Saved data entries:
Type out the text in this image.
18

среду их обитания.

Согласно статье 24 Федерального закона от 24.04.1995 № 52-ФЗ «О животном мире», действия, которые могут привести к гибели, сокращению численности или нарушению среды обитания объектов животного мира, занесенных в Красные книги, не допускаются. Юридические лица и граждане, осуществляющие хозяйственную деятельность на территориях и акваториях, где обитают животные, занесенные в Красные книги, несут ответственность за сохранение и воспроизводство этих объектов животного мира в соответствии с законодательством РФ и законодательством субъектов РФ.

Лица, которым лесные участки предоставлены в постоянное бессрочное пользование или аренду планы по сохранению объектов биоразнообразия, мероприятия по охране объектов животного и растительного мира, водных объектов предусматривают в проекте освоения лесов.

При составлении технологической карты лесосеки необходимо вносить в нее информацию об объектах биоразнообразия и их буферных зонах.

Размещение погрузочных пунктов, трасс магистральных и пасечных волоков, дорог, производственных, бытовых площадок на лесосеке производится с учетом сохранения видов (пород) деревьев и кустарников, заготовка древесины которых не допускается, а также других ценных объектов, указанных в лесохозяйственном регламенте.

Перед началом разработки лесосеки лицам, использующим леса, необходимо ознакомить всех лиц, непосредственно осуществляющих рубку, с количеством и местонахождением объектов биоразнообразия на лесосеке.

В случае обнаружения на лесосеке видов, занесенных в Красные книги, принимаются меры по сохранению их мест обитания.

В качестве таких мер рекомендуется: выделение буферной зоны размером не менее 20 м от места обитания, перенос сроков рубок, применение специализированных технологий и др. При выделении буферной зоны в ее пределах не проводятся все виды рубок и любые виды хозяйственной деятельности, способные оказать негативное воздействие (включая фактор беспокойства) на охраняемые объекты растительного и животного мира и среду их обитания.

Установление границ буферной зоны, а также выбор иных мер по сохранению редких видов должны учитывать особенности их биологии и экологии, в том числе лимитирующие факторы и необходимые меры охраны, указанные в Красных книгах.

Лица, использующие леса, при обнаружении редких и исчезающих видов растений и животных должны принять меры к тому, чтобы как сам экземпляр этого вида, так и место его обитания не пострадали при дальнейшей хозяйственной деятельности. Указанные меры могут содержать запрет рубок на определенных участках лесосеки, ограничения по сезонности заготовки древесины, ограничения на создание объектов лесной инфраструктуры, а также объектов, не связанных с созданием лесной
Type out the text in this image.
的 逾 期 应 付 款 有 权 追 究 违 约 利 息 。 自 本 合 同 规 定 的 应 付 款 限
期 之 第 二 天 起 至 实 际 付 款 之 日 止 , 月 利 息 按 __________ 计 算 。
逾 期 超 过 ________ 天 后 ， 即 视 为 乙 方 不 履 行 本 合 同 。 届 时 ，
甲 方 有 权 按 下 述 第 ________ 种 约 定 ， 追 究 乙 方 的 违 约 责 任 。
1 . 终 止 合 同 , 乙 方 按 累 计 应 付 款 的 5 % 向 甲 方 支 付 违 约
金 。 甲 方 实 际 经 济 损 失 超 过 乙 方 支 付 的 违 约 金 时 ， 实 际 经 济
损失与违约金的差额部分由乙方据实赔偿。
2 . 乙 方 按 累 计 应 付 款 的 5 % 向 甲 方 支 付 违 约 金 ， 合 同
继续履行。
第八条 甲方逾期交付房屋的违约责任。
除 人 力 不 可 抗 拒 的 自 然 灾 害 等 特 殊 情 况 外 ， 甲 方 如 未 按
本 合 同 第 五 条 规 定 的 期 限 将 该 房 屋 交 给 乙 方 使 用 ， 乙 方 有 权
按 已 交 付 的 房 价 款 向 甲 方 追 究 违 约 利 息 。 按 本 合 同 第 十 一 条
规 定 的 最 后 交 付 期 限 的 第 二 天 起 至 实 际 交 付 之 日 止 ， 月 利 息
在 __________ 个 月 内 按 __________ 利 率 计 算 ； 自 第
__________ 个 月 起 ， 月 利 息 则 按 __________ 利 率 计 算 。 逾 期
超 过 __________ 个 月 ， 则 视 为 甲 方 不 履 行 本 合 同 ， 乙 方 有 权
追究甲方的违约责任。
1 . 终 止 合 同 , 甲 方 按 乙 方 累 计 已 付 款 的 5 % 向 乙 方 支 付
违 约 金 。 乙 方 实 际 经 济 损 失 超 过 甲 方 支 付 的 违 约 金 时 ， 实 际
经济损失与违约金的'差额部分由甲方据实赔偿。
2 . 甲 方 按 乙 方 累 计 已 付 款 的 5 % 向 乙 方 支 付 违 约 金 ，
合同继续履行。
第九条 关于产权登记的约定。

▸ WHAT YOU ARE ASKED TO DO
Output every entry shown above, exactly.

▸ OUTPUT OF THE TASK
Type out the text in this image.
18

среду их обитания.

Согласно статье 24 Федерального закона от 24.04.1995 № 52-ФЗ «О животном мире», действия, которые могут привести к гибели, сокращению численности или нарушению среды обитания объектов животного мира, занесенных в Красные книги, не допускаются. Юридические лица и граждане, осуществляющие хозяйственную деятельность на территориях и акваториях, где обитают животные, занесенные в Красные книги, несут ответственность за сохранение и воспроизводство этих объектов животного мира в соответствии с законодательством РФ и законодательством субъектов РФ.

Лица, которым лесные участки предоставлены в постоянное бессрочное пользование или аренду планы по сохранению объектов биоразнообразия, мероприятия по охране объектов животного и растительного мира, водных объектов предусматривают в проекте освоения лесов.

При составлении технологической карты лесосеки необходимо вносить в нее информацию об объектах биоразнообразия и их буферных зонах.

Размещение погрузочных пунктов, трасс магистральных и пасечных волоков, дорог, производственных, бытовых площадок на лесосеке производится с учетом сохранения видов (пород) деревьев и кустарников, заготовка древесины которых не допускается, а также других ценных объектов, указанных в лесохозяйственном регламенте.

Перед началом разработки лесосеки лицам, использующим леса, необходимо ознакомить всех лиц, непосредственно осуществляющих рубку, с количеством и местонахождением объектов биоразнообразия на лесосеке.

В случае обнаружения на лесосеке видов, занесенных в Красные книги, принимаются меры по сохранению их мест обитания.

В качестве таких мер рекомендуется: выделение буферной зоны размером не менее 20 м от места обитания, перенос сроков рубок, применение специализированных технологий и др. При выделении буферной зоны в ее пределах не проводятся все виды рубок и любые виды хозяйственной деятельности, способные оказать негативное воздействие (включая фактор беспокойства) на охраняемые объекты растительного и животного мира и среду их обитания.

Установление границ буферной зоны, а также выбор иных мер по сохранению редких видов должны учитывать особенности их биологии и экологии, в том числе лимитирующие факторы и необходимые меры охраны, указанные в Красных книгах.

Лица, использующие леса, при обнаружении редких и исчезающих видов растений и животных должны принять меры к тому, чтобы как сам экземпляр этого вида, так и место его обитания не пострадали при дальнейшей хозяйственной деятельности. Указанные меры могут содержать запрет рубок на определенных участках лесосеки, ограничения по сезонности заготовки древесины, ограничения на создание объектов лесной инфраструктуры, а также объектов, не связанных с созданием лесной
Type out the text in this image.
的 逾 期 应 付 款 有 权 追 究 违 约 利 息 。 自 本 合 同 规 定 的 应 付 款 限
期 之 第 二 天 起 至 实 际 付 款 之 日 止 , 月 利 息 按 __________ 计 算 。
逾 期 超 过 ________ 天 后 ， 即 视 为 乙 方 不 履 行 本 合 同 。 届 时 ，
甲 方 有 权 按 下 述 第 ________ 种 约 定 ， 追 究 乙 方 的 违 约 责 任 。
1 . 终 止 合 同 , 乙 方 按 累 计 应 付 款 的 5 % 向 甲 方 支 付 违 约
金 。 甲 方 实 际 经 济 损 失 超 过 乙 方 支 付 的 违 约 金 时 ， 实 际 经 济
损失与违约金的差额部分由乙方据实赔偿。
2 . 乙 方 按 累 计 应 付 款 的 5 % 向 甲 方 支 付 违 约 金 ， 合 同
继续履行。
第八条 甲方逾期交付房屋的违约责任。
除 人 力 不 可 抗 拒 的 自 然 灾 害 等 特 殊 情 况 外 ， 甲 方 如 未 按
本 合 同 第 五 条 规 定 的 期 限 将 该 房 屋 交 给 乙 方 使 用 ， 乙 方 有 权
按 已 交 付 的 房 价 款 向 甲 方 追 究 违 约 利 息 。 按 本 合 同 第 十 一 条
规 定 的 最 后 交 付 期 限 的 第 二 天 起 至 实 际 交 付 之 日 止 ， 月 利 息
在 __________ 个 月 内 按 __________ 利 率 计 算 ； 自 第
__________ 个 月 起 ， 月 利 息 则 按 __________ 利 率 计 算 。 逾 期
超 过 __________ 个 月 ， 则 视 为 甲 方 不 履 行 本 合 同 ， 乙 方 有 权
追究甲方的违约责任。
1 . 终 止 合 同 , 甲 方 按 乙 方 累 计 已 付 款 的 5 % 向 乙 方 支 付
违 约 金 。 乙 方 实 际 经 济 损 失 超 过 甲 方 支 付 的 违 约 金 时 ， 实 际
经济损失与违约金的'差额部分由甲方据实赔偿。
2 . 甲 方 按 乙 方 累 计 已 付 款 的 5 % 向 乙 方 支 付 违 约 金 ，
合同继续履行。
第九条 关于产权登记的约定。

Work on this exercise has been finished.